** SOAL LATIHAN **
(1) Menurut kisah tentang Amalia Rehman, apa pekerjaan ayahnya pada masa pembentukan negara Israel tahun 1948?
(2) Teruskan kisah tentang perjalanan Amalia Rehman menjadi seorang Muslim, mulai dari bagian terakhir yang tercantum.

** KUTIPAN SUMBER **

Meski sudah 20 tahun berselang, Amalia Rehman, tidak bisa melupakan
peristiwa bersejarah yang telah mengubah jalan hidupnya. Peristiwa
ketika ia memutuskan mengucap dua kalimat syahadat dan menjadi seorang
Muslim.
Amalia lahir dari keluarga Yahudi, ibunya seorang Yahudi Amerika dan
ayahnya seorang Yahudi Israel. Ayah Amalia, Abraham Zadok bekerja
sebagai tentara pada masa-masa pembentukan negara Israel tahun 1948.
Kedua orang tuanya termasuk Yahudi yang taat, tapi menerapkan sistem
pendidikan yang lebih moderat pada Amalia dan kedua saudara lelakinya.
Amalia dan keluarganya pergi ke sinagog hanya jika ada perayaan besar
agama Yahudi.
Sejak kecil Amalia dikenal sebagai anak yang cerdas dan ambisius.
Pada usia 13 tahun, Amalia mulai merasa ingin menjadi orang yang lebih
relijius. Karena ia menganut agama Yahudi, maka Amalia berniat
memperdalam ajaran agama Yahudi. Tapi, setelah mempelajari Yudaisme,
Amalia merasa belum menemukan apa yang dicarinya. Ia lalu ikut kursus
bahasa Ibrani, itupun tak membantunya untuk menemukan hubungan
relijiusitas agama yang dianutnya.
Kemudian, sambil kuliah di bidang psikologi di Universitas Chicago,
Amalia mengambil kursus Talmud. Amalia menyebut masa itu sebagai masa
yang paling membahagiakannya, karena ia melihat titik terang dari apa
yang dicarinya selama ini soal agama Yahudi yang dianut nenek moyangnya.
Meski akhirnya, ia menyadari bahwa agama Yahudi ternyata tidak memakai
kitab Taurat. Para pemeluk agama Yahudi, kata Amalia, tidak mengikuti
perintah Tuhan tapi hanya mengikuti apa kata para rabbinya.
“Semua berdasarkan pada siapa yang menurut Anda benar, sangat ambigu.
Agama Yahudi bukan agama sejati, bukan agama kebenaran,” ujar Amalia.
Amalia mulai mengenal agama Islam ketika ia pindah ke California
untuk berkumpul bersama keluarganya. Di kota itu, Amalia berkenalan dan
berteman dengan orang-orang Arab yang sering berbelanja di toko
orangtuanya yang berjualan kacang dan buah-buahan yang dikeringkan di
pasar petani San Jose.
“Saya tumbuh sebagai orang Yahudi dan didikan Yahudi membuat saya memandang rendah orang-orang Arab,” kata Amalia.
Meski Amalia memiliki prasangka buruk terhadap orang-orang Arab,
Amalia mengakui kebaikan orang-orang Arab yang ia jumpai di toko
ayahnya. Ia bahkan berteman akrab dengan mereka. “Satu hal yang menjadi
perhatian saya tentang orang-orang ini, mereka selalu bersikap baik satu
sama lain dan saya merasakan betapa inginnya saya merasakan seperti
mereka, sebagian hati saya ingin memiliki perasaan yang indah itu,”

** DATA MENTAH **

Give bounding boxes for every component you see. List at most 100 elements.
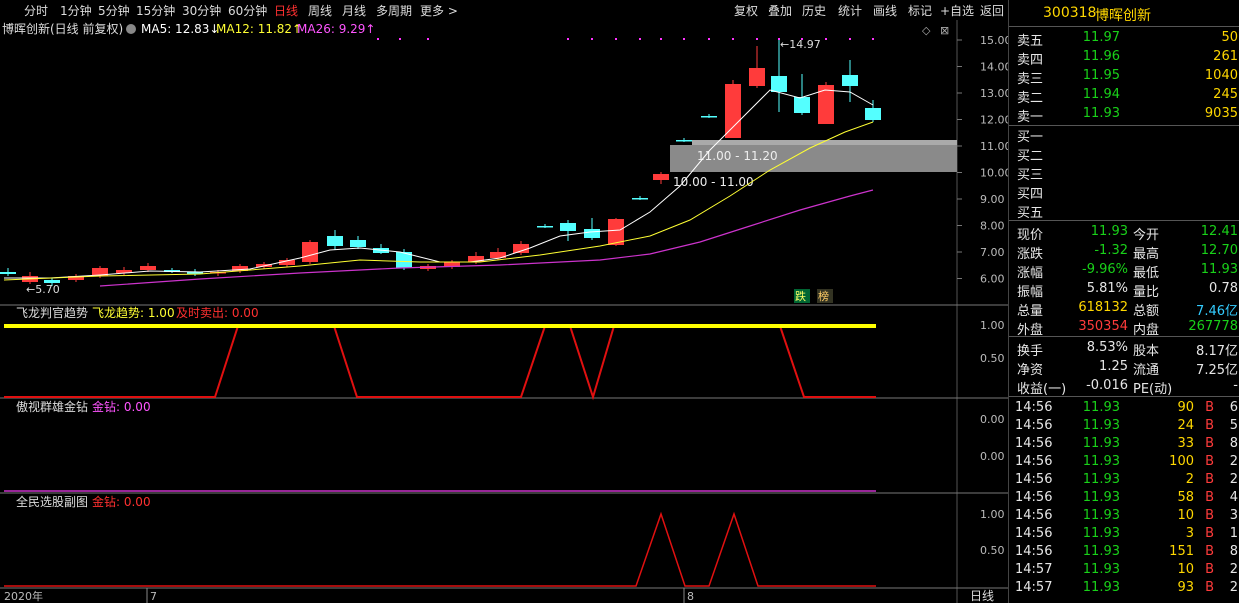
tick-row: 14:57 11.93 93 B 2 xyxy=(1009,579,1239,597)
tick-time: 14:56 xyxy=(1015,472,1053,487)
tick-price: 11.93 xyxy=(1082,580,1120,595)
price-axis-label: 13.00 xyxy=(980,87,1008,100)
kline-chart[interactable]: 博晖创新(日线 前复权) MA5: 12.83↓ MA12: 11.82↑ MA… xyxy=(0,20,1008,603)
stat-key: 净资 xyxy=(1017,363,1044,378)
stat-row: 振幅 5.81% 量比 0.78 xyxy=(1009,280,1239,300)
stat-row: 涨幅 -9.96% 最低 11.93 xyxy=(1009,261,1239,281)
tick-row: 14:56 11.93 10 B 3 xyxy=(1009,507,1239,525)
tab-15min[interactable]: 15分钟 xyxy=(136,2,175,19)
price-axis: 15.00 14.00 13.00 12.00 11.00 10.00 9.00 8.00 7.… xyxy=(957,34,1008,286)
tab-daily[interactable]: 日线 xyxy=(274,2,298,19)
candle-body xyxy=(632,198,648,200)
mark-button[interactable]: 标记 xyxy=(908,2,932,19)
signal-dot xyxy=(615,38,617,40)
tick-count: 8 xyxy=(1229,436,1238,451)
tab-60min[interactable]: 60分钟 xyxy=(228,2,267,19)
tab-multi-period[interactable]: 多周期 xyxy=(376,2,412,19)
tick-time: 14:57 xyxy=(1015,580,1053,595)
ask-label: 卖四 xyxy=(1017,53,1044,68)
stat-key: 今开 xyxy=(1133,228,1160,243)
back-button[interactable]: 返回 xyxy=(980,2,1004,19)
tick-count: 4 xyxy=(1229,490,1238,505)
tick-row: 14:56 11.93 33 B 8 xyxy=(1009,435,1239,453)
more-menu-button[interactable]: 更多 > xyxy=(420,2,458,19)
price-axis-label: 9.00 xyxy=(980,193,1005,206)
tick-price: 11.93 xyxy=(1082,526,1120,541)
sub3-series1: 金钻: 0.00 xyxy=(92,494,151,509)
ask-row: 卖一 11.93 9035 xyxy=(1009,105,1239,125)
price-axis-label: 12.00 xyxy=(980,114,1008,127)
tick-count: 2 xyxy=(1229,454,1238,469)
settings-icon[interactable] xyxy=(126,24,136,34)
price-axis-label: 10.00 xyxy=(980,167,1008,180)
x-axis-label: 2020年 xyxy=(4,589,43,603)
bid-row: 买三 xyxy=(1009,163,1239,183)
tab-5min[interactable]: 5分钟 xyxy=(98,2,130,19)
tab-1min[interactable]: 1分钟 xyxy=(60,2,92,19)
candle-body xyxy=(560,223,576,231)
history-button[interactable]: 历史 xyxy=(802,2,826,19)
tick-time: 14:57 xyxy=(1015,562,1053,577)
overlay-button[interactable]: 叠加 xyxy=(768,2,792,19)
signal-dot xyxy=(427,38,429,40)
candle-body xyxy=(0,272,16,274)
tag-die[interactable]: 跌 xyxy=(795,289,806,303)
tab-30min[interactable]: 30分钟 xyxy=(182,2,221,19)
signal-dot xyxy=(708,38,710,40)
stat-key: PE(动) xyxy=(1133,382,1173,397)
sub3-axis-label: 1.00 xyxy=(980,508,1005,521)
tick-direction: B xyxy=(1205,490,1214,505)
tab-minute-chart[interactable]: 分时 xyxy=(24,2,48,19)
stats-button[interactable]: 统计 xyxy=(838,2,862,19)
divider xyxy=(1009,396,1239,397)
tick-price: 11.93 xyxy=(1082,454,1120,469)
stat-key: 总量 xyxy=(1017,304,1044,319)
quote-panel: 300318 博晖创新 卖五 11.97 50 卖四 11.96 261 卖三 11.95 10… xyxy=(1008,0,1239,603)
divider xyxy=(1009,220,1239,221)
tick-time: 14:56 xyxy=(1015,454,1053,469)
candle-body xyxy=(842,75,858,86)
adjust-button[interactable]: 复权 xyxy=(734,2,758,19)
stat-value: 350354 xyxy=(1078,319,1128,334)
stat-value: 1.25 xyxy=(1099,359,1128,374)
x-axis-label: 8 xyxy=(687,590,694,603)
bid-row: 买一 xyxy=(1009,125,1239,145)
stat-value: 618132 xyxy=(1078,300,1128,315)
tick-volume: 58 xyxy=(1177,490,1194,505)
tick-direction: B xyxy=(1205,526,1214,541)
diamond-icon[interactable]: ◇ xyxy=(922,24,931,37)
collapse-icon[interactable]: ⊠ xyxy=(940,24,949,37)
candle-body xyxy=(653,174,669,180)
ask-row: 卖二 11.94 245 xyxy=(1009,86,1239,106)
draw-line-button[interactable]: 画线 xyxy=(873,2,897,19)
stat-value: 8.53% xyxy=(1086,340,1128,355)
tick-time: 14:56 xyxy=(1015,508,1053,523)
stat-key: 涨跌 xyxy=(1017,247,1044,262)
signal-dot xyxy=(825,38,827,40)
ask-volume: 50 xyxy=(1221,30,1238,45)
zone-label: 10.00 - 11.00 xyxy=(673,175,754,189)
tick-price: 11.93 xyxy=(1082,400,1120,415)
stat-key: 换手 xyxy=(1017,344,1044,359)
ask-volume: 261 xyxy=(1213,49,1238,64)
stat-row: 收益(一) -0.016 PE(动) - xyxy=(1009,377,1239,397)
stat-row: 外盘 350354 内盘 267778 xyxy=(1009,318,1239,338)
tick-direction: B xyxy=(1205,562,1214,577)
signal-dot xyxy=(872,38,874,40)
sell-signal-line xyxy=(4,325,876,401)
tick-time: 14:56 xyxy=(1015,400,1053,415)
tick-row: 14:56 11.93 3 B 1 xyxy=(1009,525,1239,543)
tick-price: 11.93 xyxy=(1082,544,1120,559)
tick-count: 3 xyxy=(1229,508,1238,523)
candle-body xyxy=(140,266,156,270)
ask-price: 11.96 xyxy=(1082,49,1120,64)
tick-row: 14:56 11.93 2 B 2 xyxy=(1009,471,1239,489)
candle-body xyxy=(749,68,765,86)
tab-weekly[interactable]: 周线 xyxy=(308,2,332,19)
tag-bang[interactable]: 榜 xyxy=(818,289,829,303)
tab-monthly[interactable]: 月线 xyxy=(342,2,366,19)
tick-direction: B xyxy=(1205,418,1214,433)
sub3-title: 全民选股副图 xyxy=(16,494,88,509)
tick-price: 11.93 xyxy=(1082,418,1120,433)
add-watchlist-button[interactable]: +自选 xyxy=(940,2,974,19)
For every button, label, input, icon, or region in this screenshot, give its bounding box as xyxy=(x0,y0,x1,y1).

** KUNCI JAWABAN **
(1) Ayahnya, Abraham Zadok, bekerja sebagai tentara.

(2)
imbuhnya.
Suatu sore, saat Amalia dan teman-teman Arabnya menonton berita di
televisi yang membuatnya bertanya-tanya tentang hari kiamat yang tidak
pernah ia kenal dalam agama Yahudi. Pertanyaan-pertanyaan yang ada di
kepalanya tentang Islam ketika itu, bagi Amalia adalah cara Tuhan untuk
mendekatkan diri pada Islam.
“Allah mendekati manusia dengan cara pendekatan yang manusia
butuhkan. Allah mendekati saya dengan cara yang saya butuhkan, dengan
menimbulkan rasa keingintahuan saya, rasa lapar terhadap ilmu, rahasia
kehidupan, kematian dan makna kehidupan,” ujar Amalia.
Hingga suatu hari, Amalia mengatakan pada teman-teman Arabnya bahwa
ia sedang mempertimbangkan ingin menjadi seorang Muslim. Pernyataan
Amalia tentu saja mendapat dukungan dari teman-teman Arabnya, tapi tidak
dari kedua orangtuanya.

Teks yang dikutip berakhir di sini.